• What is needed
Show each line from the listing that includes the word "financement".

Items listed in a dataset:
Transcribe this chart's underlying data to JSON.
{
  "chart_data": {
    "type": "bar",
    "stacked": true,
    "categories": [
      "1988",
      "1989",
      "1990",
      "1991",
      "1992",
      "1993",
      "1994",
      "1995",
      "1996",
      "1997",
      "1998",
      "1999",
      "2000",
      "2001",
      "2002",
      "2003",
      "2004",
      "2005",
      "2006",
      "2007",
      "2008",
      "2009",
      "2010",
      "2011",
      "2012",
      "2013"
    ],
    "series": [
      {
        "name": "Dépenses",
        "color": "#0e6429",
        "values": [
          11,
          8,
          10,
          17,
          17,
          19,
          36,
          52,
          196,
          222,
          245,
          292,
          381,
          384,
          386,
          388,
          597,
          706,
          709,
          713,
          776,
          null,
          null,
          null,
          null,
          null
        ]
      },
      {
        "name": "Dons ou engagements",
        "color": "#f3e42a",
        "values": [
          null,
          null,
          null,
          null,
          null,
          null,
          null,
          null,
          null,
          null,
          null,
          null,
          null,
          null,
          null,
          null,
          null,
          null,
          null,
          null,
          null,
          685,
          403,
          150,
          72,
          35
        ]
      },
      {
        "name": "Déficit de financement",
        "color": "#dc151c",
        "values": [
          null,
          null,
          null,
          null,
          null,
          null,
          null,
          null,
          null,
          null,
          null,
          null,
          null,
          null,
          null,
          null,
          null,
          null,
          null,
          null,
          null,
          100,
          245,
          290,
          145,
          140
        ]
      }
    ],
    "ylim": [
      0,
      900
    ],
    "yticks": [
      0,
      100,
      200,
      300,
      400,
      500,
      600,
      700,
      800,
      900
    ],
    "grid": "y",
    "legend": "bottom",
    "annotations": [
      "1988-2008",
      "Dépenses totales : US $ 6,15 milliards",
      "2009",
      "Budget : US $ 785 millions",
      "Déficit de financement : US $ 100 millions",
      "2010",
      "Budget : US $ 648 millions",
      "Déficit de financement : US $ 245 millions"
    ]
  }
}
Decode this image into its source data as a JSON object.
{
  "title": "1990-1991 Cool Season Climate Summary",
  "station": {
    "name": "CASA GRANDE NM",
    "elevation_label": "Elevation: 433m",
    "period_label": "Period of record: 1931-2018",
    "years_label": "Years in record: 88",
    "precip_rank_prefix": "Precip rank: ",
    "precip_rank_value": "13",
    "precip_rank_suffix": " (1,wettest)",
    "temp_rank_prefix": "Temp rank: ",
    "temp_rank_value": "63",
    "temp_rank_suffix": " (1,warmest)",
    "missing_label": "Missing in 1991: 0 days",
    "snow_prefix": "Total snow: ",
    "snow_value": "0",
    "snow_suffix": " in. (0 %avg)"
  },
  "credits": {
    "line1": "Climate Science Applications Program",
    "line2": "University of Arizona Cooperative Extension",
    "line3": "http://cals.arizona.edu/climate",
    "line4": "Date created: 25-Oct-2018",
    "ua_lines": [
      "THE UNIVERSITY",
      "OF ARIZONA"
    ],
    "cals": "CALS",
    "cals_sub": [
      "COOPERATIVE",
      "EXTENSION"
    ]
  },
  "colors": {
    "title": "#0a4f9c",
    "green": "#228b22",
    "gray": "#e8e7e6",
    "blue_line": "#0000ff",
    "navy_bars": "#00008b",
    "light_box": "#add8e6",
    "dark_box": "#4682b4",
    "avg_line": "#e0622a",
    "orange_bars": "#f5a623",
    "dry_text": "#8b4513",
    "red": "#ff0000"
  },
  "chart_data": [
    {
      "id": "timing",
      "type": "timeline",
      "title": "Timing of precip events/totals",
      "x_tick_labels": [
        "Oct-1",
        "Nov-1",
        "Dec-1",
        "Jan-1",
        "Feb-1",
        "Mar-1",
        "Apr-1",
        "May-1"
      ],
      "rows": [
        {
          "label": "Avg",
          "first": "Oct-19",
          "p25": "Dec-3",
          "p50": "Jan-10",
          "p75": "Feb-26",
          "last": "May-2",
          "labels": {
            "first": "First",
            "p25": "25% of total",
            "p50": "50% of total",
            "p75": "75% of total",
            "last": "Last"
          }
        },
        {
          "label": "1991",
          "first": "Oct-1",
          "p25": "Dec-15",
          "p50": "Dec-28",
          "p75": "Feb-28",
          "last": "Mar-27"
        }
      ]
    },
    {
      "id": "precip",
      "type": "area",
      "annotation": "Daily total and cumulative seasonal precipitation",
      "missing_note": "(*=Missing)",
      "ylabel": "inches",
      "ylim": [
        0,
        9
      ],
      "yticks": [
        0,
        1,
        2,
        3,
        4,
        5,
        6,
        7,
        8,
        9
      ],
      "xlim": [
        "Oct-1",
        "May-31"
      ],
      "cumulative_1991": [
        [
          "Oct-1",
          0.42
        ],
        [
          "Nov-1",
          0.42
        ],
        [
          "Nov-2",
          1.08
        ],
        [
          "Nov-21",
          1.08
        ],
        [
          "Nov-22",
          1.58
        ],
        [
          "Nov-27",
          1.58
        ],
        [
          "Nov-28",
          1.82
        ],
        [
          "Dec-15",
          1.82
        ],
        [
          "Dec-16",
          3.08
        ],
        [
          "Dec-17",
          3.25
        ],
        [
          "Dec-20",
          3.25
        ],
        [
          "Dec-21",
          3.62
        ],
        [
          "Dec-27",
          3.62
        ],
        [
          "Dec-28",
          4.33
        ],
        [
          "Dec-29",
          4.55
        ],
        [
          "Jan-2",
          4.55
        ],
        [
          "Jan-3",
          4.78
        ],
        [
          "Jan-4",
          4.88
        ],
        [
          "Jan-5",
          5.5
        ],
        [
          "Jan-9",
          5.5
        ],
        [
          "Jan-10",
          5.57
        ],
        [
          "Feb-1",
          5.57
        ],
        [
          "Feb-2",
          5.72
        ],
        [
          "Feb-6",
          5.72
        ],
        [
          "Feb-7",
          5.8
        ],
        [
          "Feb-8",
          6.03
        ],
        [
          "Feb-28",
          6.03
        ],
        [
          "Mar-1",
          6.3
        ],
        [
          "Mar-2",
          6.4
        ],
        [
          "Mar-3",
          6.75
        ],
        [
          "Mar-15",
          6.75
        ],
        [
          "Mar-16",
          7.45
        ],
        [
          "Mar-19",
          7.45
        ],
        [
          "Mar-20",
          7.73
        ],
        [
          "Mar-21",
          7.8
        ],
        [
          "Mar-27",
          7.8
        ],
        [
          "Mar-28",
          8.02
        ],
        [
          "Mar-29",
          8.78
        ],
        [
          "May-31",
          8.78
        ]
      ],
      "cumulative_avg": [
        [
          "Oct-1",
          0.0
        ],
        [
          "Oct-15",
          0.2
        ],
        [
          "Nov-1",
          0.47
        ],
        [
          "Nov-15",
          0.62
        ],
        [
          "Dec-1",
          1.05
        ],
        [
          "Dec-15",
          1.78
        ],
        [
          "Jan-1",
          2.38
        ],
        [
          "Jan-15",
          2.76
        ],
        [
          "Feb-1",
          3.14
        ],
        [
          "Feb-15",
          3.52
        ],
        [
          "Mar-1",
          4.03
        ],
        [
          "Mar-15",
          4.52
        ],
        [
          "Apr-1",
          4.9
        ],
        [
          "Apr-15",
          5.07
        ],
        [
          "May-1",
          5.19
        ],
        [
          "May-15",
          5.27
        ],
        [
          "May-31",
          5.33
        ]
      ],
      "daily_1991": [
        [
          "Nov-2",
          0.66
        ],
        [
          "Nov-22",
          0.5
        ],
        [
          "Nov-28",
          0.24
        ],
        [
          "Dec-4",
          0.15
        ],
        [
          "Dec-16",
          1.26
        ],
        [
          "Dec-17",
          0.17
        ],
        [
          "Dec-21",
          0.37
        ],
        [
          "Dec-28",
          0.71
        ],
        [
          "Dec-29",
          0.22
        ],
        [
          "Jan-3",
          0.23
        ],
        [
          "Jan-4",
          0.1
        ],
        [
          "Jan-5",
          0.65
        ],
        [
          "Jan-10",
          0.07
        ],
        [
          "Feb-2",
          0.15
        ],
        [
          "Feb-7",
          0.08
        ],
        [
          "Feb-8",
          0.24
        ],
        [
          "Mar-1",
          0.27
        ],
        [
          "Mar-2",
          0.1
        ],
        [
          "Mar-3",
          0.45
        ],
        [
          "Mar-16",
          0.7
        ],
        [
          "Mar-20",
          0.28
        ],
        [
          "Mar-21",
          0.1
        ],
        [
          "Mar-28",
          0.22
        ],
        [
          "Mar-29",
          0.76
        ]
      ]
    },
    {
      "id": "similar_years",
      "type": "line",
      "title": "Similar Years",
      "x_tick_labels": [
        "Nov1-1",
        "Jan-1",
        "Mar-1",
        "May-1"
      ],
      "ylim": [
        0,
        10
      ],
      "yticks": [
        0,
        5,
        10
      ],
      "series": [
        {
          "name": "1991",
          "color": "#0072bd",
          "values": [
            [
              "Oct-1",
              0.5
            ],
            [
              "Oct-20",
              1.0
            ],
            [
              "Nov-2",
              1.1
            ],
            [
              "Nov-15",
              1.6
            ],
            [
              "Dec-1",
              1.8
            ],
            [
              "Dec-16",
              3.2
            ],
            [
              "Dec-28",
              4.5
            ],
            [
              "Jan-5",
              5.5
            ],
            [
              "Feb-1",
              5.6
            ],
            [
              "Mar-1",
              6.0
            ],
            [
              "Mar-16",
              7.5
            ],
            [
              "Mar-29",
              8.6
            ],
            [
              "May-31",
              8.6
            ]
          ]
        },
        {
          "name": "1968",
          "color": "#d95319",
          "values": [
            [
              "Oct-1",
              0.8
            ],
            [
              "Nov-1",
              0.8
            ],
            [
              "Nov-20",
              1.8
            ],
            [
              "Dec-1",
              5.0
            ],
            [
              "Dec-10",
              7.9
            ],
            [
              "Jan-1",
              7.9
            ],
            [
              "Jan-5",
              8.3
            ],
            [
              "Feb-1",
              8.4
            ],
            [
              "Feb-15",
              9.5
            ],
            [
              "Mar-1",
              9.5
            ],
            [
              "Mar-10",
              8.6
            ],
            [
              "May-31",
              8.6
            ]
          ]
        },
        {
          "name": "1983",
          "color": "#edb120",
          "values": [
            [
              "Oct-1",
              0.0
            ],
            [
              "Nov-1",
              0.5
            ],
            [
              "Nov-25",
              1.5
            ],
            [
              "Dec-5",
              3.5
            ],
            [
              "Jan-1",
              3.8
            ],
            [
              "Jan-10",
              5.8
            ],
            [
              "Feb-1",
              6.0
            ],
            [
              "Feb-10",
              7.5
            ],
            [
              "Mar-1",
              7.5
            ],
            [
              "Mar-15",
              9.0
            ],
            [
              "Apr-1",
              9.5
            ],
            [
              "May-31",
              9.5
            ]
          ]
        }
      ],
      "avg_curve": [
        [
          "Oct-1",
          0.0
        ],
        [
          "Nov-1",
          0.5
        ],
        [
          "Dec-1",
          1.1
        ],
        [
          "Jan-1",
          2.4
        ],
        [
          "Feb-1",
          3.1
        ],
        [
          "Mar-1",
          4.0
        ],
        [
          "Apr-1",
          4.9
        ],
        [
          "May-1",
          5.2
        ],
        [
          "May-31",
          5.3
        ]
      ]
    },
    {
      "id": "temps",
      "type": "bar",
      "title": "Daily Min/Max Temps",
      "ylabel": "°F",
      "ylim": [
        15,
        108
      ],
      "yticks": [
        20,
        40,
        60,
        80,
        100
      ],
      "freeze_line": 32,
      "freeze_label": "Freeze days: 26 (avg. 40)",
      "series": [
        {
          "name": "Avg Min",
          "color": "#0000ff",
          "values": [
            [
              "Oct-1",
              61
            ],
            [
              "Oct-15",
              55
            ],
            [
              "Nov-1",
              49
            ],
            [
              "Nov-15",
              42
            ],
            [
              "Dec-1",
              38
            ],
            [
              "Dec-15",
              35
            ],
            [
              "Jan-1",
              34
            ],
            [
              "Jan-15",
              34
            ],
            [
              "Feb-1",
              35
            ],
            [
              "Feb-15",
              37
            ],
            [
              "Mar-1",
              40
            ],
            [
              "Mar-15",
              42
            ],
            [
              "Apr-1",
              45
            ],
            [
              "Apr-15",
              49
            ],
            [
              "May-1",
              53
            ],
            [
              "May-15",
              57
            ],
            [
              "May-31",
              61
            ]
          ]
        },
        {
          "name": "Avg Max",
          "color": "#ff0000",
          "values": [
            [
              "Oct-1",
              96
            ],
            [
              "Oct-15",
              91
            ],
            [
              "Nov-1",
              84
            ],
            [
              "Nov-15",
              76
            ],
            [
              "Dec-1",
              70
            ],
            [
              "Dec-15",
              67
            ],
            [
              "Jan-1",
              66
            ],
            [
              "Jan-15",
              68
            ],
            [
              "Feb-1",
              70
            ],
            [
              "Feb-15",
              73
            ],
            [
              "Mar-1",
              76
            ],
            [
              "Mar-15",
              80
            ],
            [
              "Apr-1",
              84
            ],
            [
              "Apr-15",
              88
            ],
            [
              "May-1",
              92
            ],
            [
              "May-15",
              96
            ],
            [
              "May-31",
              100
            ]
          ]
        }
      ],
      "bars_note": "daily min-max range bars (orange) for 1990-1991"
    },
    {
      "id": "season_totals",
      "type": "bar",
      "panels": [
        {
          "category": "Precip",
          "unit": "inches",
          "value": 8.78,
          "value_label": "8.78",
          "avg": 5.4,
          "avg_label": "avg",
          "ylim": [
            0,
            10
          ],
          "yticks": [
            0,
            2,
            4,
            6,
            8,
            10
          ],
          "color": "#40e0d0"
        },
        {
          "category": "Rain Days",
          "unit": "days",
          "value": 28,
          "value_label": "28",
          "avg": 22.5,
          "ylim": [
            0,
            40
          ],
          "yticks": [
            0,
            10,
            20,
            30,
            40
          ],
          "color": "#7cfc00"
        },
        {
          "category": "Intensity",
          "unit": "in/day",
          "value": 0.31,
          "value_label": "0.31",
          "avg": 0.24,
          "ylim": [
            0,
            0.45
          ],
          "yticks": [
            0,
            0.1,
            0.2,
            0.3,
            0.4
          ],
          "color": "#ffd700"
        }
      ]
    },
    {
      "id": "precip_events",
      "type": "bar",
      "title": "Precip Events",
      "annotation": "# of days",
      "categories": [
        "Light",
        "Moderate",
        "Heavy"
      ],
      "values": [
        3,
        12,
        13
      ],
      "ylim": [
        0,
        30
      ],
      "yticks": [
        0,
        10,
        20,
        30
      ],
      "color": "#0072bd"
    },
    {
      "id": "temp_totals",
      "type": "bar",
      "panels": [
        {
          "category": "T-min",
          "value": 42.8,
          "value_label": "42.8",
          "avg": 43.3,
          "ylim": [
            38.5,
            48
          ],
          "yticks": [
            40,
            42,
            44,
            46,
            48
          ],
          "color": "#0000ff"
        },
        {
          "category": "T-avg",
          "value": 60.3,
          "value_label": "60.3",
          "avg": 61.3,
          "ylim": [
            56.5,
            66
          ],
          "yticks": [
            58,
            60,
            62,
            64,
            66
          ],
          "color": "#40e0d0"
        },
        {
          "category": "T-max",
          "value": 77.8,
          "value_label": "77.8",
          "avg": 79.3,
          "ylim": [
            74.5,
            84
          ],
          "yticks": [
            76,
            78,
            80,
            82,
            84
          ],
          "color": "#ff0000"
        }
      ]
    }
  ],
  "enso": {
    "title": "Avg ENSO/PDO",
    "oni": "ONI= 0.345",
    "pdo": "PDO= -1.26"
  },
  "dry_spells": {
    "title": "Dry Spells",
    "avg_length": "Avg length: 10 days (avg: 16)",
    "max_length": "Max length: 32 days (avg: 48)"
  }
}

• Task output
        "name": "Déficit de financement",
      "Déficit de financement : US $ 100 millions",
      "Déficit de financement : US $ 245 millions"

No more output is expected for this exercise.